▸ **Short exercise**
Go through the listing and write out all of it exactly.

▸ **Working data**
- - -
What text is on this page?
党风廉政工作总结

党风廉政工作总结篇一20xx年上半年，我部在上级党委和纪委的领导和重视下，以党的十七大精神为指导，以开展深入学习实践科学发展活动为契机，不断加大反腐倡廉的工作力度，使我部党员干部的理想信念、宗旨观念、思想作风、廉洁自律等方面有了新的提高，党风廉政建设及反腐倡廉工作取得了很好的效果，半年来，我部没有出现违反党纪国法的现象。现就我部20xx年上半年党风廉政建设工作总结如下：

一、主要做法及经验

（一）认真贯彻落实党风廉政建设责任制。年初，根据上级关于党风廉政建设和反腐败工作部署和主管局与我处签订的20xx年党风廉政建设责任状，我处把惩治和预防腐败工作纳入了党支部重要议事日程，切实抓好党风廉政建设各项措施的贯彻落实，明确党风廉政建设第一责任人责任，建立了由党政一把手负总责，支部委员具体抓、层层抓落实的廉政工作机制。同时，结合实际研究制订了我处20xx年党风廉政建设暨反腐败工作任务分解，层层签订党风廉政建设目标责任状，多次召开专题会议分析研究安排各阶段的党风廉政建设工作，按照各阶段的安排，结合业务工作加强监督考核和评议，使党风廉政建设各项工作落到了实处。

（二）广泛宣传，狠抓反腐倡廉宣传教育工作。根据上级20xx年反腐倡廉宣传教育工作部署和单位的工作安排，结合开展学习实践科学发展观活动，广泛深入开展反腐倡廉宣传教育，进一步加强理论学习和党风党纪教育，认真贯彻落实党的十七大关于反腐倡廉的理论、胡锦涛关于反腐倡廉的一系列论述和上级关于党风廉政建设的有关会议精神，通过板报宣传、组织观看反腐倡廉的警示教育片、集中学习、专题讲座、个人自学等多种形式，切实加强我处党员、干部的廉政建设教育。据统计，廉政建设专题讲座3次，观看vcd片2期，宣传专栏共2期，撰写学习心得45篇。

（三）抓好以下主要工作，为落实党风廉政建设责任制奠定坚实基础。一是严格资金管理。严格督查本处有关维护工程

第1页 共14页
- - -
▸ **Task answer**
What text is on this page?
党风廉政工作总结

党风廉政工作总结篇一20xx年上半年，我部在上级党委和纪委的领导和重视下，以党的十七大精神为指导，以开展深入学习实践科学发展活动为契机，不断加大反腐倡廉的工作力度，使我部党员干部的理想信念、宗旨观念、思想作风、廉洁自律等方面有了新的提高，党风廉政建设及反腐倡廉工作取得了很好的效果，半年来，我部没有出现违反党纪国法的现象。现就我部20xx年上半年党风廉政建设工作总结如下：

一、主要做法及经验

（一）认真贯彻落实党风廉政建设责任制。年初，根据上级关于党风廉政建设和反腐败工作部署和主管局与我处签订的20xx年党风廉政建设责任状，我处把惩治和预防腐败工作纳入了党支部重要议事日程，切实抓好党风廉政建设各项措施的贯彻落实，明确党风廉政建设第一责任人责任，建立了由党政一把手负总责，支部委员具体抓、层层抓落实的廉政工作机制。同时，结合实际研究制订了我处20xx年党风廉政建设暨反腐败工作任务分解，层层签订党风廉政建设目标责任状，多次召开专题会议分析研究安排各阶段的党风廉政建设工作，按照各阶段的安排，结合业务工作加强监督考核和评议，使党风廉政建设各项工作落到了实处。

（二）广泛宣传，狠抓反腐倡廉宣传教育工作。根据上级20xx年反腐倡廉宣传教育工作部署和单位的工作安排，结合开展学习实践科学发展观活动，广泛深入开展反腐倡廉宣传教育，进一步加强理论学习和党风党纪教育，认真贯彻落实党的十七大关于反腐倡廉的理论、胡锦涛关于反腐倡廉的一系列论述和上级关于党风廉政建设的有关会议精神，通过板报宣传、组织观看反腐倡廉的警示教育片、集中学习、专题讲座、个人自学等多种形式，切实加强我处党员、干部的廉政建设教育。据统计，廉政建设专题讲座3次，观看vcd片2期，宣传专栏共2期，撰写学习心得45篇。

（三）抓好以下主要工作，为落实党风廉政建设责任制奠定坚实基础。一是严格资金管理。严格督查本处有关维护工程

第1页 共14页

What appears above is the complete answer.